** Data shown **
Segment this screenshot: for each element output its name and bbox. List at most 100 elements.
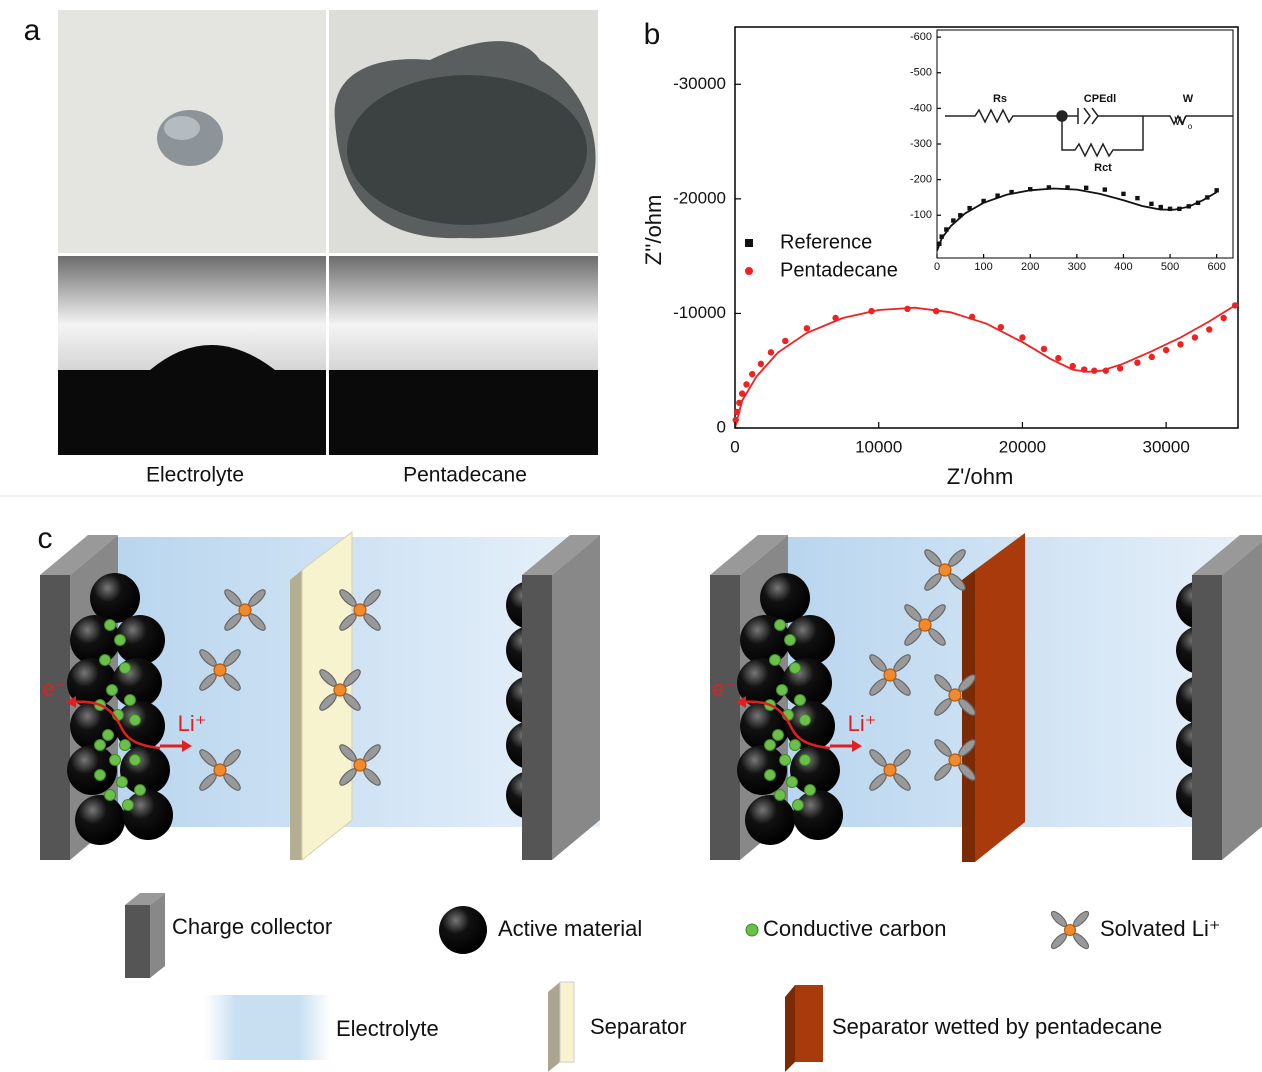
conductive-carbon [120,740,131,751]
x-tick-label: 400 [1114,261,1132,273]
x-tick-label: 300 [1068,261,1086,273]
conductive-carbon [130,755,141,766]
conductive-carbon [775,620,786,631]
conductive-carbon [95,770,106,781]
conductive-carbon [110,755,121,766]
circuit-label: Rct [1094,162,1112,174]
conductive-carbon [805,785,816,796]
conductive-carbon [780,755,791,766]
conductive-carbon [103,730,114,741]
diagram: e⁻ Li⁺ e⁻ Li⁺ [40,532,1262,862]
legend-label: Electrolyte [336,1016,439,1041]
x-tick-label: 30000 [1143,437,1190,456]
legend-label: Conductive carbon [763,916,946,941]
photo-panel: Electrolyte Pentadecane [58,10,598,487]
y-tick-label: 0 [717,417,726,436]
active-material [737,745,787,795]
conductive-carbon [790,740,801,751]
electron-label: e⁻ [42,676,66,701]
active-material [123,790,173,840]
legend-marker [745,267,753,275]
diagram-legend: Charge collector Active material Conduct… [125,893,1220,1072]
charge-collector [552,535,600,860]
conductive-carbon [107,685,118,696]
x-tick-label: 10000 [855,437,902,456]
photo-label: Electrolyte [146,464,244,487]
legend-label: Separator [590,1014,687,1039]
data-point [1206,326,1212,332]
conductive-carbon [800,755,811,766]
li-label: Li⁺ [848,711,877,736]
data-point [1103,187,1107,191]
active-material [745,795,795,845]
conductive-carbon [787,777,798,788]
electron-label: e⁻ [712,676,736,701]
conductive-carbon [777,685,788,696]
li-label: Li⁺ [178,711,207,736]
conductive-carbon [105,790,116,801]
active-material [112,658,162,708]
separator [975,533,1025,862]
conductive-carbon [130,715,141,726]
y-tick-label: -500 [910,67,932,79]
active-material [67,745,117,795]
charge-collector [1222,535,1262,860]
legend-label: Active material [498,916,642,941]
y-tick-label: -100 [910,209,932,221]
active-material [75,795,125,845]
legend-label: Charge collector [172,914,332,939]
photo-label: Pentadecane [403,464,527,487]
y-tick-label: -300 [910,138,932,150]
charge-collector [522,575,552,860]
x-tick-label: 600 [1208,261,1226,273]
data-point [782,338,788,344]
charge-collector [40,575,70,860]
y-axis-title: Z''/ohm [641,195,666,266]
x-tick-label: 500 [1161,261,1179,273]
active-material [793,790,843,840]
data-point [1220,315,1226,321]
figure: Electrolyte Pentadecane a b c Z'/ohm Z''… [0,0,1262,1072]
data-point [1192,334,1198,340]
data-point [758,361,764,367]
conductive-carbon [795,695,806,706]
data-point [1134,359,1140,365]
warburg-sub: o [1188,122,1193,131]
data-point [1163,347,1169,353]
x-tick-label: 20000 [999,437,1046,456]
conductive-carbon [135,785,146,796]
data-point [1041,346,1047,352]
circuit-label: CPEdl [1084,93,1116,105]
conductive-carbon [775,790,786,801]
conductive-carbon [123,800,134,811]
separator [962,570,975,862]
conductive-carbon [100,655,111,666]
legend-label: Reference [780,231,872,253]
conductive-carbon [800,715,811,726]
data-point [1214,188,1218,192]
x-tick-label: 0 [934,261,940,273]
conductive-carbon [120,663,131,674]
legend-label: Pentadecane [780,259,898,281]
y-tick-label: -400 [910,102,932,114]
conductive-carbon [115,635,126,646]
data-point [1135,196,1139,200]
x-axis-title: Z'/ohm [947,464,1014,489]
conductive-carbon [773,730,784,741]
legend-marker [745,239,753,247]
y-tick-label: -600 [910,31,932,43]
data-point [1177,341,1183,347]
data-point [1149,354,1155,360]
x-tick-label: 200 [1021,261,1039,273]
x-tick-label: 100 [974,261,992,273]
data-point [1055,355,1061,361]
conductive-carbon [793,800,804,811]
conductive-carbon [117,777,128,788]
conductive-carbon [790,663,801,674]
y-tick-label: -10000 [673,303,726,322]
conductive-carbon [770,655,781,666]
panel-label: a [24,14,41,47]
conductive-carbon [125,695,136,706]
inset-frame [937,30,1233,258]
data-point [1084,186,1088,190]
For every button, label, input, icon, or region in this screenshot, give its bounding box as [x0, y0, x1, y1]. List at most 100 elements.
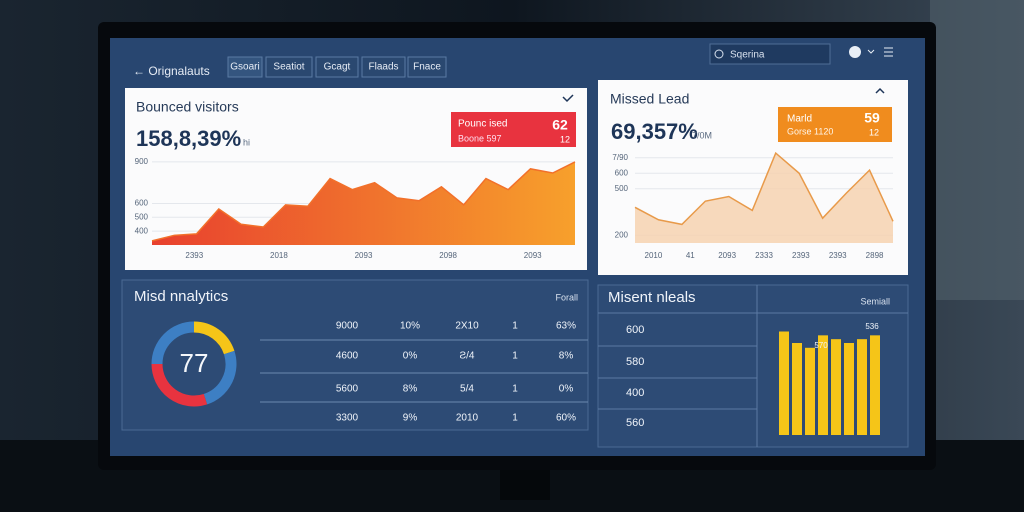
panel	[597, 284, 909, 448]
table-cell: Ƨ/4	[459, 351, 474, 362]
metric-note: hi	[243, 137, 250, 147]
check-icon[interactable]	[562, 94, 574, 103]
x-tick-label: 2393	[185, 251, 203, 260]
tab[interactable]	[265, 56, 313, 78]
x-tick-label: 2333	[755, 251, 773, 260]
donut-segment	[151, 363, 208, 407]
tab-label: Fnace	[413, 62, 441, 73]
list-value: 400	[626, 387, 644, 399]
x-tick-label: 2098	[439, 251, 457, 260]
list-value: 560	[626, 417, 644, 429]
metric: 69,357%	[611, 119, 698, 144]
donut-label: 77	[180, 348, 209, 378]
panel-note: Semiall	[860, 296, 890, 306]
badge-sub: 12	[560, 134, 570, 144]
metric-note: 7/0M	[692, 130, 712, 140]
badge-value: 59	[864, 110, 880, 126]
y-tick-label: 500	[135, 212, 149, 221]
x-tick-label: 41	[686, 251, 695, 260]
donut-segment	[151, 321, 195, 365]
search-icon	[714, 49, 724, 59]
tab-label: Gsoari	[230, 62, 259, 73]
y-tick-label: 600	[615, 168, 629, 177]
tab[interactable]	[227, 56, 263, 78]
y-tick-label: 400	[135, 226, 149, 235]
y-tick-label: 200	[615, 230, 629, 239]
badge-text: Marld	[787, 114, 812, 125]
table-cell: 2X10	[455, 321, 479, 332]
table-cell: 5600	[336, 384, 359, 395]
table-cell: 10%	[400, 321, 420, 332]
tab-label: Flaads	[368, 62, 398, 73]
bar	[844, 343, 854, 435]
x-tick-label: 2093	[718, 251, 736, 260]
table-cell: 8%	[403, 384, 418, 395]
table-cell: 8%	[559, 351, 574, 362]
y-tick-label: 7/90	[612, 153, 628, 162]
donut-segment	[193, 321, 235, 355]
x-tick-label: 2393	[829, 251, 847, 260]
panel-note: Forall	[555, 292, 578, 302]
table-cell: 9%	[403, 413, 418, 424]
tab-label: Seatiot	[273, 62, 304, 73]
collapse-icon[interactable]	[875, 87, 885, 94]
bar	[805, 347, 815, 435]
back-link[interactable]: ← Orignalauts	[133, 64, 210, 78]
list-value: 600	[626, 324, 644, 336]
badge-sub: 12	[869, 127, 879, 137]
list: 600 580 400 560	[598, 324, 757, 429]
badge	[451, 112, 576, 147]
x-tick-label: 2018	[270, 251, 288, 260]
bar	[831, 339, 841, 435]
line	[151, 161, 576, 242]
tab[interactable]	[407, 56, 447, 78]
table-cell: 0%	[403, 351, 418, 362]
bar	[870, 335, 880, 435]
table-cell: 1	[512, 384, 518, 395]
table-cell: 1	[512, 351, 518, 362]
list-value: 580	[626, 356, 644, 368]
search-box[interactable]	[709, 43, 831, 65]
table-cell: 5/4	[460, 384, 474, 395]
window	[930, 0, 1024, 300]
donut-segment	[203, 350, 237, 405]
bar-label: 536	[865, 322, 879, 331]
panel-title: Misent nleals	[608, 289, 696, 306]
x-tick-label: 2093	[524, 251, 542, 260]
table-cell: 0%	[559, 384, 574, 395]
area	[152, 161, 575, 245]
badge-text: Boone 597	[458, 133, 502, 143]
tabs: Gsoari Seatiot Gcagt Flaads Fnace	[227, 56, 447, 78]
badge	[778, 107, 892, 142]
tab[interactable]	[315, 56, 359, 78]
tab[interactable]	[361, 56, 406, 78]
x-tick-label: 2010	[645, 251, 663, 260]
badge-text: Pounc ised	[458, 119, 507, 130]
panel-title: Missed Lead	[610, 91, 689, 107]
table-cell: 2010	[456, 413, 479, 424]
y-tick-label: 900	[135, 157, 149, 166]
tab-label: Gcagt	[324, 62, 351, 73]
dropdown-icon[interactable]	[867, 49, 875, 54]
table-cell: 4600	[336, 351, 359, 362]
menu-icon[interactable]	[884, 47, 893, 57]
badge-value: 62	[552, 117, 568, 133]
y-tick-label: 500	[615, 184, 629, 193]
table-cell: 9000	[336, 321, 359, 332]
bar	[792, 343, 802, 435]
area	[635, 153, 893, 243]
donut-chart	[151, 321, 237, 407]
x-tick-label: 2898	[866, 251, 884, 260]
table: 9000 10% 2X10 1 63%4600 0% Ƨ/4 1 8%5600 8% 5/4 1 0%3…	[260, 321, 588, 424]
search-text: Sqerina	[730, 50, 765, 61]
area-chart: 7/90 600 500 200 2010 41 2093 2333 2393 2393 2898	[612, 151, 894, 260]
bar-label: 570	[814, 341, 828, 350]
x-tick-label: 2393	[792, 251, 810, 260]
user-icon[interactable]	[849, 46, 861, 58]
x-tick-label: 2093	[355, 251, 373, 260]
panel-title: Bounced visitors	[136, 99, 239, 115]
bar	[857, 339, 867, 435]
area-chart: 400 500 600 900 2393 2018 2093 2098 2093	[135, 157, 576, 260]
table-cell: 1	[512, 413, 518, 424]
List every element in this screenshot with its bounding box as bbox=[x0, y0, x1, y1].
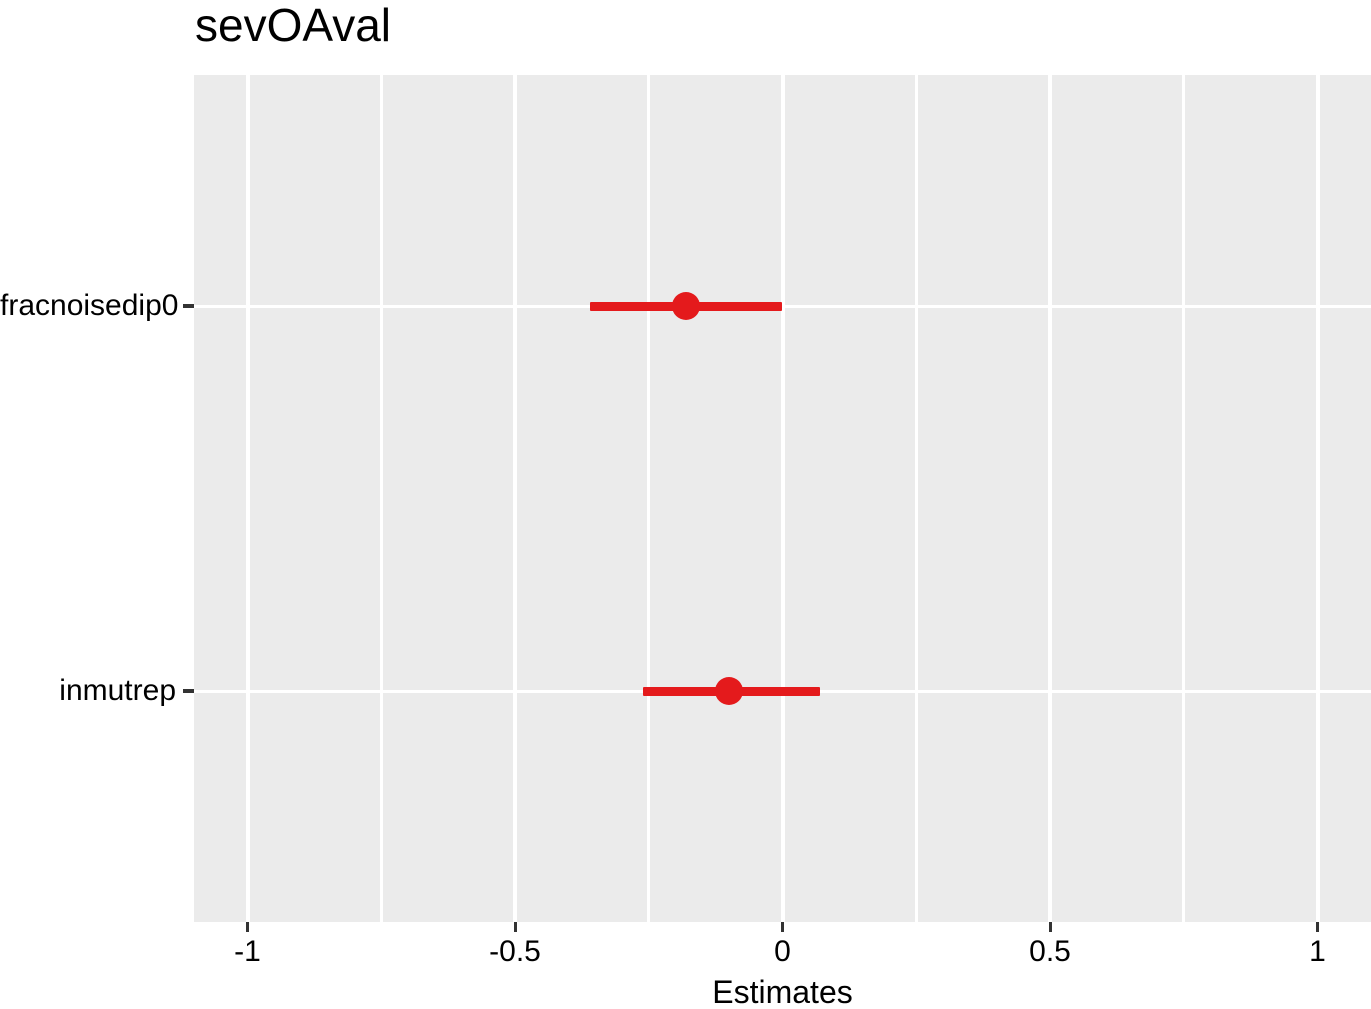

** Challenge **
Please reproduce the listing lines word for word, beginning at the line that contains "284, 909, 448]" and stopping after the line that contains "351, 574, 362]".

** Answer for this exercise **
panel	[597, 284, 909, 448]
table-cell: Ƨ/4	[459, 351, 474, 362]
metric-note: hi	[243, 137, 250, 147]
check-icon[interactable]	[562, 94, 574, 103]
x-tick-label: 2393	[185, 251, 203, 260]
tab[interactable]	[265, 56, 313, 78]
x-tick-label: 2333	[755, 251, 773, 260]
donut-segment	[151, 363, 208, 407]
tab-label: Fnace	[413, 62, 441, 73]
list-value: 400	[626, 387, 644, 399]
x-tick-label: 2098	[439, 251, 457, 260]
list-value: 560	[626, 417, 644, 429]
metric: 69,357%	[611, 119, 698, 144]
donut-label: 77	[180, 348, 209, 378]
panel-note: Semiall	[860, 296, 890, 306]
badge-sub: 12	[560, 134, 570, 144]
metric-note: 7/0M	[692, 130, 712, 140]
badge-value: 59	[864, 110, 880, 126]
y-tick-label: 500	[135, 212, 149, 221]
x-tick-label: 41	[686, 251, 695, 260]
donut-segment	[151, 321, 195, 365]
search-icon	[714, 49, 724, 59]
tab-label: Gsoari	[230, 62, 259, 73]
y-tick-label: 600	[615, 168, 629, 177]
tab[interactable]	[227, 56, 263, 78]
y-tick-label: 400	[135, 226, 149, 235]
y-tick-label: 200	[615, 230, 629, 239]
badge-text: Marld	[787, 114, 812, 125]
table-cell: 2X10	[455, 321, 479, 332]
table-cell: 5600	[336, 384, 359, 395]
table-cell: 10%	[400, 321, 420, 332]
tab-label: Flaads	[368, 62, 398, 73]
bar	[844, 343, 854, 435]
x-tick-label: 2093	[718, 251, 736, 260]
table-cell: 8%	[403, 384, 418, 395]
table-cell: 8%	[559, 351, 574, 362]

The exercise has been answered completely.